(begin)

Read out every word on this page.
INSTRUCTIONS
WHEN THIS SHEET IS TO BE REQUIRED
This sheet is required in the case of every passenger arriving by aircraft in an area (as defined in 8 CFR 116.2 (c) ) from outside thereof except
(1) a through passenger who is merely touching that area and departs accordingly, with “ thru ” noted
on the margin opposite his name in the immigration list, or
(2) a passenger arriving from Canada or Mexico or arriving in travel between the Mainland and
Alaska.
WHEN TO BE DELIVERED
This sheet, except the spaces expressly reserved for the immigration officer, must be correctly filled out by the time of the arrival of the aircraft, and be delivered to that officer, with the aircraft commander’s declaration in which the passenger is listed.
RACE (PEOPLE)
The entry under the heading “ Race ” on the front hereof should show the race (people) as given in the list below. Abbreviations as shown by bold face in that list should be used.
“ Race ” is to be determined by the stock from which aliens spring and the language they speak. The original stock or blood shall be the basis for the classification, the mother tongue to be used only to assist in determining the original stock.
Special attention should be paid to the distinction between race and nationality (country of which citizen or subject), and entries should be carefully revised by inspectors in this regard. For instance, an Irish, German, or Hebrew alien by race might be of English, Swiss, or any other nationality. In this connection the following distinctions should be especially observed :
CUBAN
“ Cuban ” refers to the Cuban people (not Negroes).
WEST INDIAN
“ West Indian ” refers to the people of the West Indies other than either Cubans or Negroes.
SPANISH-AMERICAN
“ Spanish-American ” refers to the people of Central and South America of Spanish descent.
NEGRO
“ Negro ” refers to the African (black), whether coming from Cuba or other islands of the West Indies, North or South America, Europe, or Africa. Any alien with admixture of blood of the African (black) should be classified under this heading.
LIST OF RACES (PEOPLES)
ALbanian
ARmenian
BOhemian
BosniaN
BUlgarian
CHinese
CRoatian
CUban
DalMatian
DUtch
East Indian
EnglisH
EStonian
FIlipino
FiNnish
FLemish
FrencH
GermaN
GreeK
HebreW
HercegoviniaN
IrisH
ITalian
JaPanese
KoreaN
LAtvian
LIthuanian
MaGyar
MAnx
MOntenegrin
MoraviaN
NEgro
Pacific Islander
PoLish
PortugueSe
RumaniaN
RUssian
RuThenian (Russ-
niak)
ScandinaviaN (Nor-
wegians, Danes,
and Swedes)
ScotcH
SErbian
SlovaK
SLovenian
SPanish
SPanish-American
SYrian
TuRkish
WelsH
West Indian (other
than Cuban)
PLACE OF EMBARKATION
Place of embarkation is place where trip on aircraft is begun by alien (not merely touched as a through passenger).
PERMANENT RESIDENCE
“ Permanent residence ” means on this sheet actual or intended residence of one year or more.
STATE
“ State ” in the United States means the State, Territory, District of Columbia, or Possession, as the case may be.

(end)

Stated goal: Every line above should be written out again exactly as it stands.

Finished answer:
Read out every word on this page.
INSTRUCTIONS
WHEN THIS SHEET IS TO BE REQUIRED
This sheet is required in the case of every passenger arriving by aircraft in an area (as defined in 8 CFR 116.2 (c) ) from outside thereof except
(1) a through passenger who is merely touching that area and departs accordingly, with “ thru ” noted
on the margin opposite his name in the immigration list, or
(2) a passenger arriving from Canada or Mexico or arriving in travel between the Mainland and
Alaska.
WHEN TO BE DELIVERED
This sheet, except the spaces expressly reserved for the immigration officer, must be correctly filled out by the time of the arrival of the aircraft, and be delivered to that officer, with the aircraft commander’s declaration in which the passenger is listed.
RACE (PEOPLE)
The entry under the heading “ Race ” on the front hereof should show the race (people) as given in the list below. Abbreviations as shown by bold face in that list should be used.
“ Race ” is to be determined by the stock from which aliens spring and the language they speak. The original stock or blood shall be the basis for the classification, the mother tongue to be used only to assist in determining the original stock.
Special attention should be paid to the distinction between race and nationality (country of which citizen or subject), and entries should be carefully revised by inspectors in this regard. For instance, an Irish, German, or Hebrew alien by race might be of English, Swiss, or any other nationality. In this connection the following distinctions should be especially observed :
CUBAN
“ Cuban ” refers to the Cuban people (not Negroes).
WEST INDIAN
“ West Indian ” refers to the people of the West Indies other than either Cubans or Negroes.
SPANISH-AMERICAN
“ Spanish-American ” refers to the people of Central and South America of Spanish descent.
NEGRO
“ Negro ” refers to the African (black), whether coming from Cuba or other islands of the West Indies, North or South America, Europe, or Africa. Any alien with admixture of blood of the African (black) should be classified under this heading.
LIST OF RACES (PEOPLES)
ALbanian
ARmenian
BOhemian
BosniaN
BUlgarian
CHinese
CRoatian
CUban
DalMatian
DUtch
East Indian
EnglisH
EStonian
FIlipino
FiNnish
FLemish
FrencH
GermaN
GreeK
HebreW
HercegoviniaN
IrisH
ITalian
JaPanese
KoreaN
LAtvian
LIthuanian
MaGyar
MAnx
MOntenegrin
MoraviaN
NEgro
Pacific Islander
PoLish
PortugueSe
RumaniaN
RUssian
RuThenian (Russ-
niak)
ScandinaviaN (Nor-
wegians, Danes,
and Swedes)
ScotcH
SErbian
SlovaK
SLovenian
SPanish
SPanish-American
SYrian
TuRkish
WelsH
West Indian (other
than Cuban)
PLACE OF EMBARKATION
Place of embarkation is place where trip on aircraft is begun by alien (not merely touched as a through passenger).
PERMANENT RESIDENCE
“ Permanent residence ” means on this sheet actual or intended residence of one year or more.
STATE
“ State ” in the United States means the State, Territory, District of Columbia, or Possession, as the case may be.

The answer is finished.